The problem:
Copy out every line of the items below with no changes.

[Element position data]
● ● ● ● ● ● ●
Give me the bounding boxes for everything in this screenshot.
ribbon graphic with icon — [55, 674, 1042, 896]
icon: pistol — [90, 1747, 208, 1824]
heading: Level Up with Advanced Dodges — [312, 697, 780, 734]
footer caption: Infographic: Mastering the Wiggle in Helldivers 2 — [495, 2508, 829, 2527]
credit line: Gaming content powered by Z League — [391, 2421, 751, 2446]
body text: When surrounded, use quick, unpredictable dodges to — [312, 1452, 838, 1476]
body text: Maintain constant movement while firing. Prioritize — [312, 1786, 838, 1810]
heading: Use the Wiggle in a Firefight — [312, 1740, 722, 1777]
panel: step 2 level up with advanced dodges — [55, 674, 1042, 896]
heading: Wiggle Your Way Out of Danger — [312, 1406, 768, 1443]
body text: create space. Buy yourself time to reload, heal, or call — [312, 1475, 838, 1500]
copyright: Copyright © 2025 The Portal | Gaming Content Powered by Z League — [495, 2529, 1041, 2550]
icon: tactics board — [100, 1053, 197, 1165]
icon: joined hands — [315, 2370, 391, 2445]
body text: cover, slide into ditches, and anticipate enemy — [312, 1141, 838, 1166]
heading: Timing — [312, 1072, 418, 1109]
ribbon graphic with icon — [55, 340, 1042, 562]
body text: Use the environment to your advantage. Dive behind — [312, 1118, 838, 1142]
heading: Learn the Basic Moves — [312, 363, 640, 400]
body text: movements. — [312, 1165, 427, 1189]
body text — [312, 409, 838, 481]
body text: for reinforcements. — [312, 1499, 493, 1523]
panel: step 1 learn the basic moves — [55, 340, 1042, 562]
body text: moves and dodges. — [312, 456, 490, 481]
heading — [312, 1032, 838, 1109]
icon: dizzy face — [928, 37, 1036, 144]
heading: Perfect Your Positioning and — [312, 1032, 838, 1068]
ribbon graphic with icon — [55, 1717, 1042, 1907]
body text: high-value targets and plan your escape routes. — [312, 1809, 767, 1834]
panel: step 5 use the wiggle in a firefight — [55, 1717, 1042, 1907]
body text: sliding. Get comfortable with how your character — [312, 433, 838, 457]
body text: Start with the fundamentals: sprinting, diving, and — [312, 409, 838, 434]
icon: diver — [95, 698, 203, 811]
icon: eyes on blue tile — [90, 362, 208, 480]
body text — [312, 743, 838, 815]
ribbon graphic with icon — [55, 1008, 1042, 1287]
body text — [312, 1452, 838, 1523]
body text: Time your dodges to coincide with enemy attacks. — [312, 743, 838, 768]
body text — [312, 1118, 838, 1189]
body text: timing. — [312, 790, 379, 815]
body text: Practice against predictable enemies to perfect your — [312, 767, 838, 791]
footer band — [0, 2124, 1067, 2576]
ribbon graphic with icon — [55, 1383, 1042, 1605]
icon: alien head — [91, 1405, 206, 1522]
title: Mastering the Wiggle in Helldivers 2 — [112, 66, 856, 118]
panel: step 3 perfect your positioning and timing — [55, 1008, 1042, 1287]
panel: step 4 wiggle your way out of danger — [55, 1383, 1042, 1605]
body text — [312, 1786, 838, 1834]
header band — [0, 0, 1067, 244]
● ● ● ● ● ● ●
Output below:
Give me the bounding boxes for everything in this screenshot.
ribbon graphic with icon — [55, 674, 1042, 896]
icon: pistol — [90, 1747, 208, 1824]
heading: Level Up with Advanced Dodges — [312, 697, 780, 734]
footer caption: Infographic: Mastering the Wiggle in Helldivers 2 — [495, 2508, 829, 2527]
credit line: Gaming content powered by Z League — [391, 2421, 751, 2446]
body text: When surrounded, use quick, unpredictable dodges to — [312, 1452, 838, 1476]
body text: Maintain constant movement while firing. Prioritize — [312, 1786, 838, 1810]
heading: Use the Wiggle in a Firefight — [312, 1740, 722, 1777]
panel: step 2 level up with advanced dodges — [55, 674, 1042, 896]
heading: Wiggle Your Way Out of Danger — [312, 1406, 768, 1443]
body text: create space. Buy yourself time to reload, heal, or call — [312, 1475, 838, 1500]
copyright: Copyright © 2025 The Portal | Gaming Content Powered by Z League — [495, 2529, 1041, 2550]
icon: tactics board — [100, 1053, 197, 1165]
icon: joined hands — [315, 2370, 391, 2445]
body text: cover, slide into ditches, and anticipate enemy — [312, 1141, 838, 1166]
heading: Timing — [312, 1072, 418, 1109]
ribbon graphic with icon — [55, 340, 1042, 562]
body text: Use the environment to your advantage. Dive behind — [312, 1118, 838, 1142]
heading: Learn the Basic Moves — [312, 363, 640, 400]
body text: movements. — [312, 1165, 427, 1189]
body text — [312, 409, 838, 481]
body text: for reinforcements. — [312, 1499, 493, 1523]
panel: step 1 learn the basic moves — [55, 340, 1042, 562]
body text: moves and dodges. — [312, 456, 490, 481]
heading — [312, 1032, 838, 1109]
icon: dizzy face — [928, 37, 1036, 144]
heading: Perfect Your Positioning and — [312, 1032, 838, 1068]
ribbon graphic with icon — [55, 1717, 1042, 1907]
body text: high-value targets and plan your escape routes. — [312, 1809, 767, 1834]
panel: step 5 use the wiggle in a firefight — [55, 1717, 1042, 1907]
body text: sliding. Get comfortable with how your character — [312, 433, 838, 457]
body text: Start with the fundamentals: sprinting, diving, and — [312, 409, 838, 434]
icon: diver — [95, 698, 203, 811]
icon: eyes on blue tile — [90, 362, 208, 480]
body text — [312, 743, 838, 815]
ribbon graphic with icon — [55, 1008, 1042, 1287]
body text — [312, 1452, 838, 1523]
body text: Time your dodges to coincide with enemy attacks. — [312, 743, 838, 768]
body text — [312, 1118, 838, 1189]
body text: timing. — [312, 790, 379, 815]
body text: Practice against predictable enemies to perfect your — [312, 767, 838, 791]
footer band — [0, 2124, 1067, 2576]
ribbon graphic with icon — [55, 1383, 1042, 1605]
icon: alien head — [91, 1405, 206, 1522]
title: Mastering the Wiggle in Helldivers 2 — [112, 66, 856, 118]
panel: step 3 perfect your positioning and timing — [55, 1008, 1042, 1287]
panel: step 4 wiggle your way out of danger — [55, 1383, 1042, 1605]
body text — [312, 1786, 838, 1834]
header band — [0, 0, 1067, 244]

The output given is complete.